_WHAT YOU SHOULD DO:_
Type the records out again in full, exactly.
***
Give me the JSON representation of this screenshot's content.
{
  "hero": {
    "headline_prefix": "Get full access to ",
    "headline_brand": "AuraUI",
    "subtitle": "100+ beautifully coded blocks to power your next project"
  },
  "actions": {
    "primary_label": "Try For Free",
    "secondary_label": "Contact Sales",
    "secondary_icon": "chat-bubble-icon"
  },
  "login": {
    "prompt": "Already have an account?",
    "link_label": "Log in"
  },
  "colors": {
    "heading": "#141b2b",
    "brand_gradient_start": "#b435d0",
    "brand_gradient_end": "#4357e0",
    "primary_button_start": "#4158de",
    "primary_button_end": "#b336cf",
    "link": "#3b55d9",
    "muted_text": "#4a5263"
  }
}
***
_FULL SOLUTION:_
Give me the JSON representation of this screenshot's content.
{
  "hero": {
    "headline_prefix": "Get full access to ",
    "headline_brand": "AuraUI",
    "subtitle": "100+ beautifully coded blocks to power your next project"
  },
  "actions": {
    "primary_label": "Try For Free",
    "secondary_label": "Contact Sales",
    "secondary_icon": "chat-bubble-icon"
  },
  "login": {
    "prompt": "Already have an account?",
    "link_label": "Log in"
  },
  "colors": {
    "heading": "#141b2b",
    "brand_gradient_start": "#b435d0",
    "brand_gradient_end": "#4357e0",
    "primary_button_start": "#4158de",
    "primary_button_end": "#b336cf",
    "link": "#3b55d9",
    "muted_text": "#4a5263"
  }
}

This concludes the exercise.